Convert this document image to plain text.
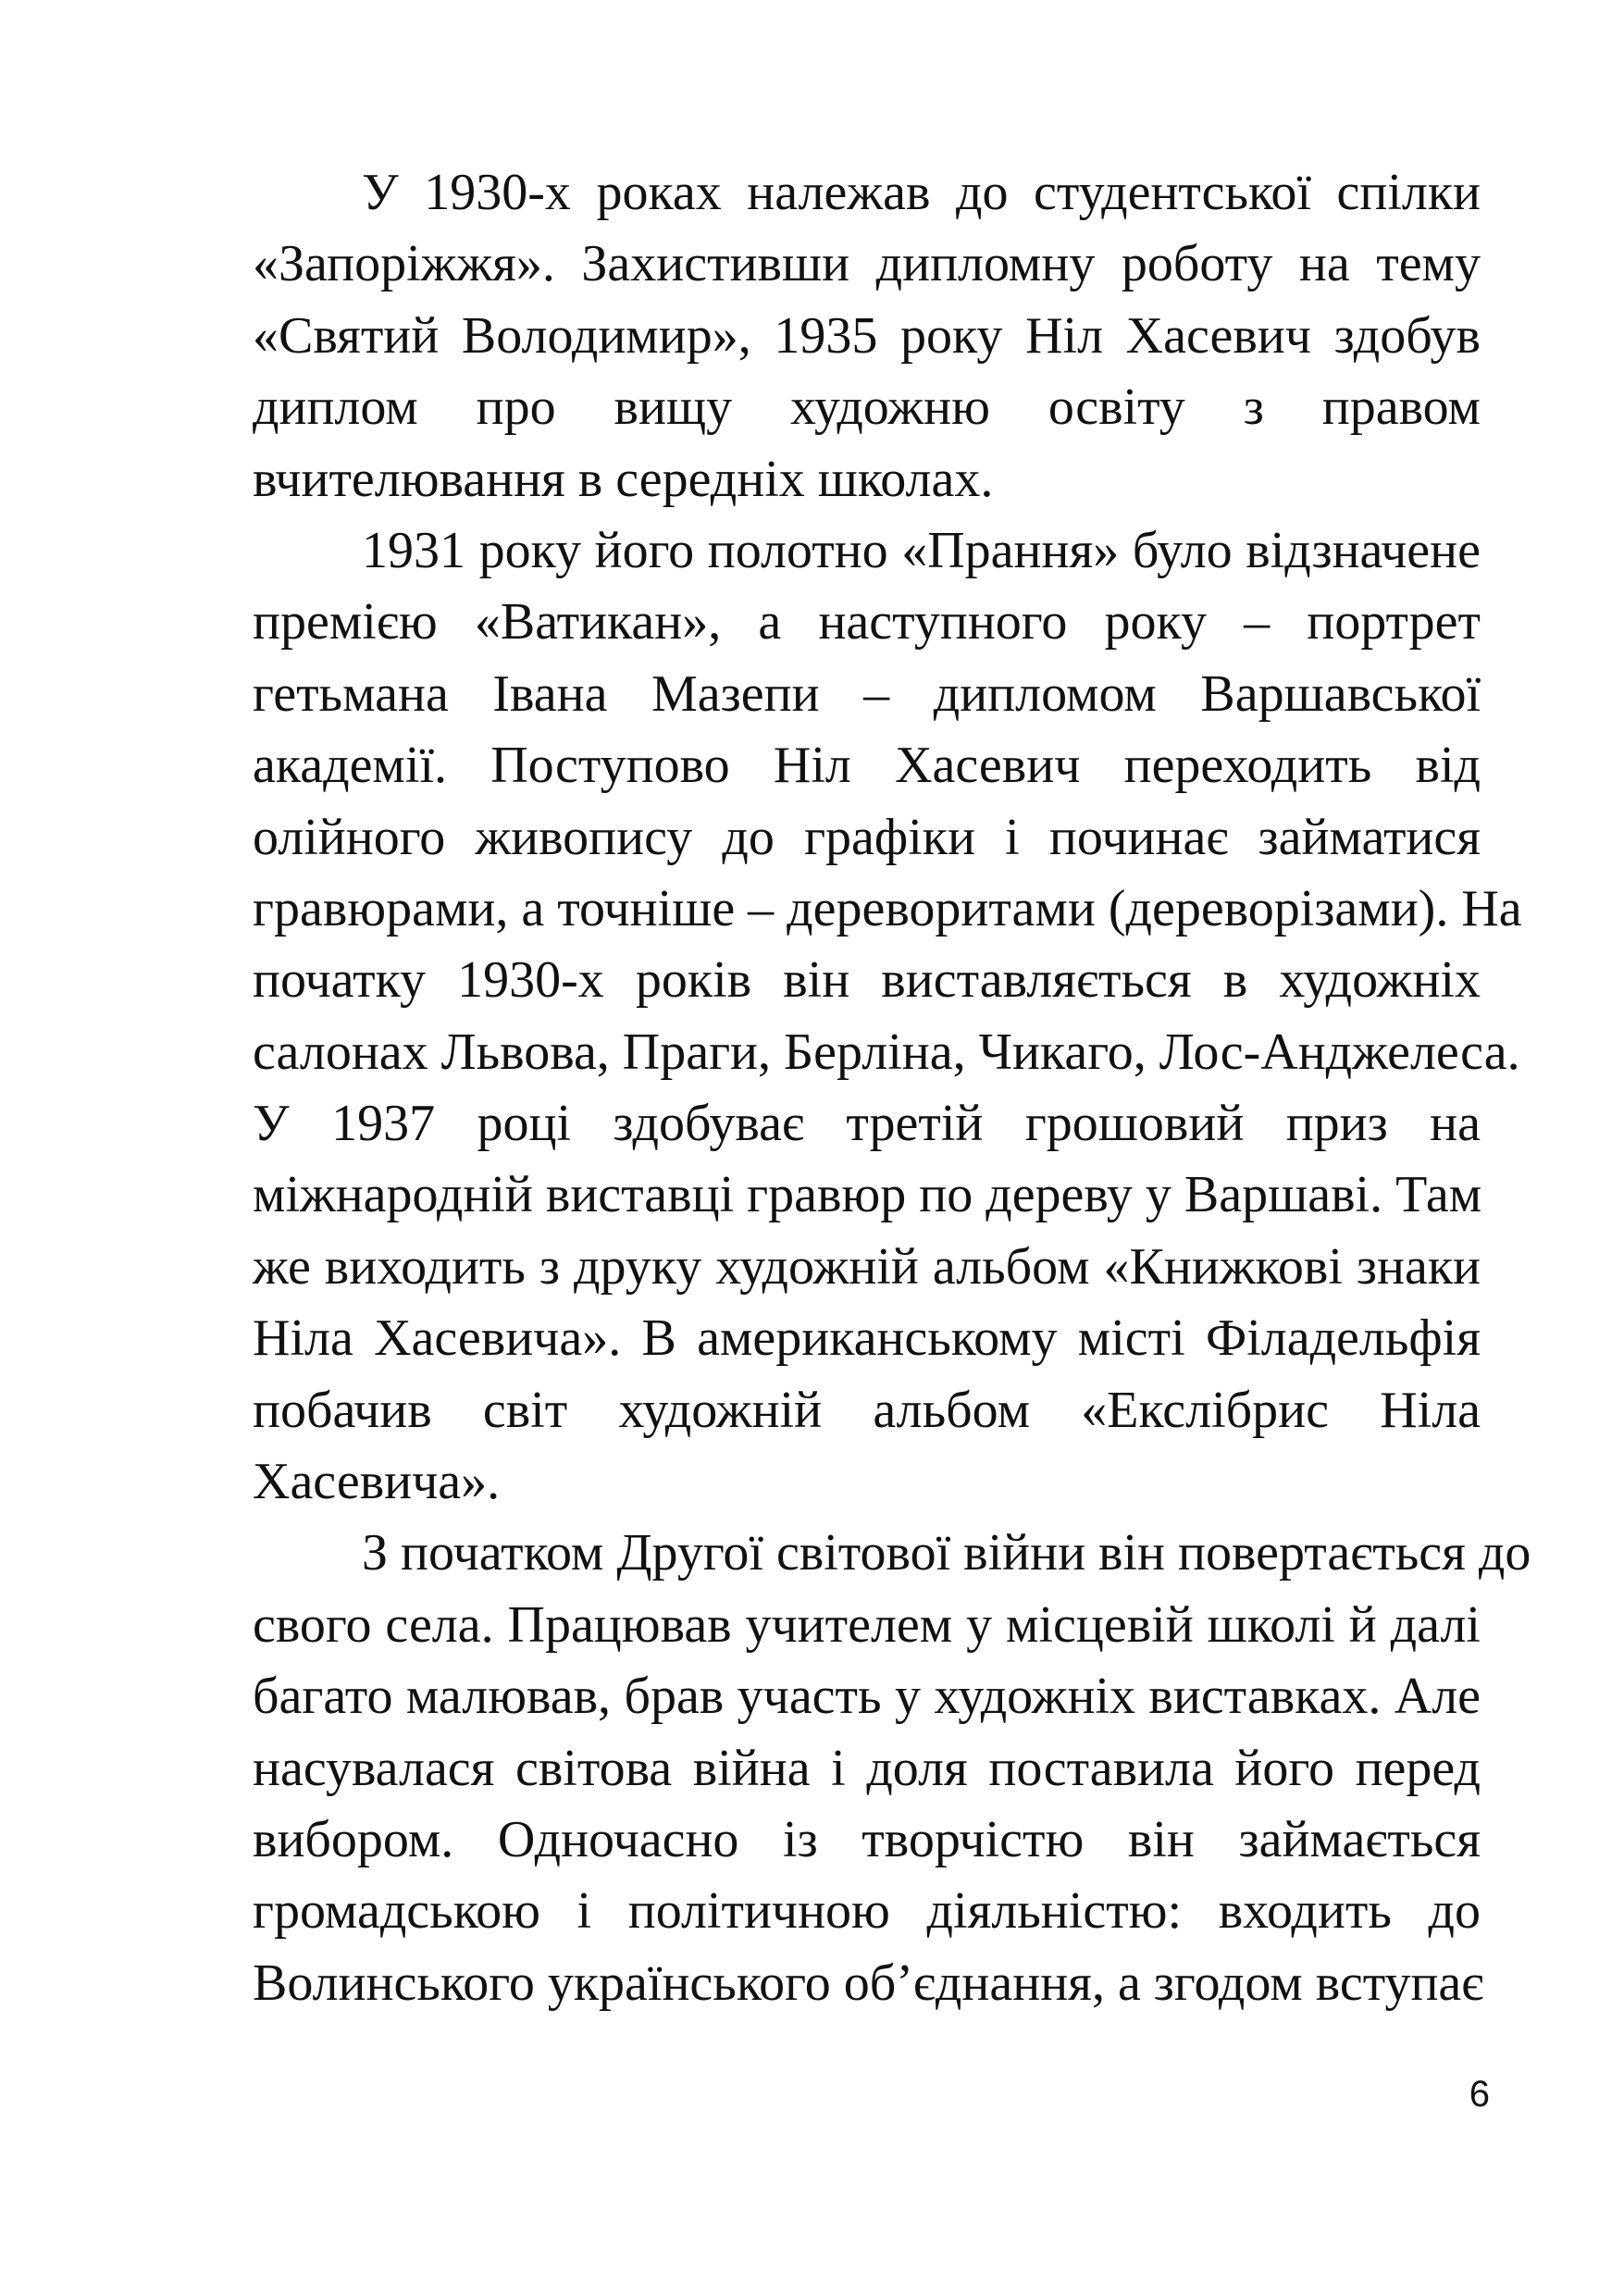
У 1930-х роках належав до студентської спілки
«Запоріжжя». Захистивши дипломну роботу на тему
«Святий Володимир», 1935 року Ніл Хасевич здобув
диплом про вищу художню освіту з правом
вчителювання в середніх школах.
1931 року його полотно «Прання» було відзначене
премією «Ватикан», а наступного року – портрет
гетьмана Івана Мазепи – дипломом Варшавської
академії. Поступово Ніл Хасевич переходить від
олійного живопису до графіки і починає займатися
гравюрами, а точніше – дереворитами (дереворізами). На
початку 1930-х років він виставляється в художніх
салонах Львова, Праги, Берліна, Чикаго, Лос-Анджелеса.
У 1937 році здобуває третій грошовий приз на
міжнародній виставці гравюр по дереву у Варшаві. Там
же виходить з друку художній альбом «Книжкові знаки
Ніла Хасевича». В американському місті Філадельфія
побачив світ художній альбом «Екслібрис Ніла
Хасевича».
З початком Другої світової війни він повертається до
свого села. Працював учителем у місцевій школі й далі
багато малював, брав участь у художніх виставках. Але
насувалася світова війна і доля поставила його перед
вибором. Одночасно із творчістю він займається
громадською і політичною діяльністю: входить до
Волинського українського об’єднання, а згодом вступає
6
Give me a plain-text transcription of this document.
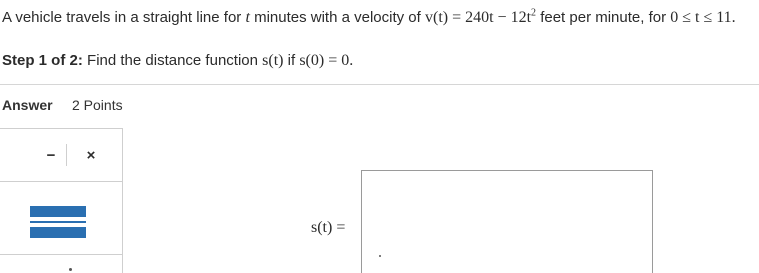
A vehicle travels in a straight line for t minutes with a velocity of $v(t) = 240t - 12t^2$ feet per minute, for 0 ≤ t ≤ 11.
Step 1 of 2: Find the distance function s(t) if s(0) = 0.
Answer 2 Points
− ×
s(t) =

——

**PROBLEM STATEMENT:** Take the line that contains "Give me a plain-text" and every line after it up to the end of the records above, and restate them exactly, without the pictures.

**SOLUTION BELOW:**
Give me a plain-text transcription of this document.
A vehicle travels in a straight line for t minutes with a velocity of $v(t) = 240t - 12t^2$ feet per minute, for 0 ≤ t ≤ 11.
Step 1 of 2: Find the distance function s(t) if s(0) = 0.
Answer 2 Points
− ×
s(t) =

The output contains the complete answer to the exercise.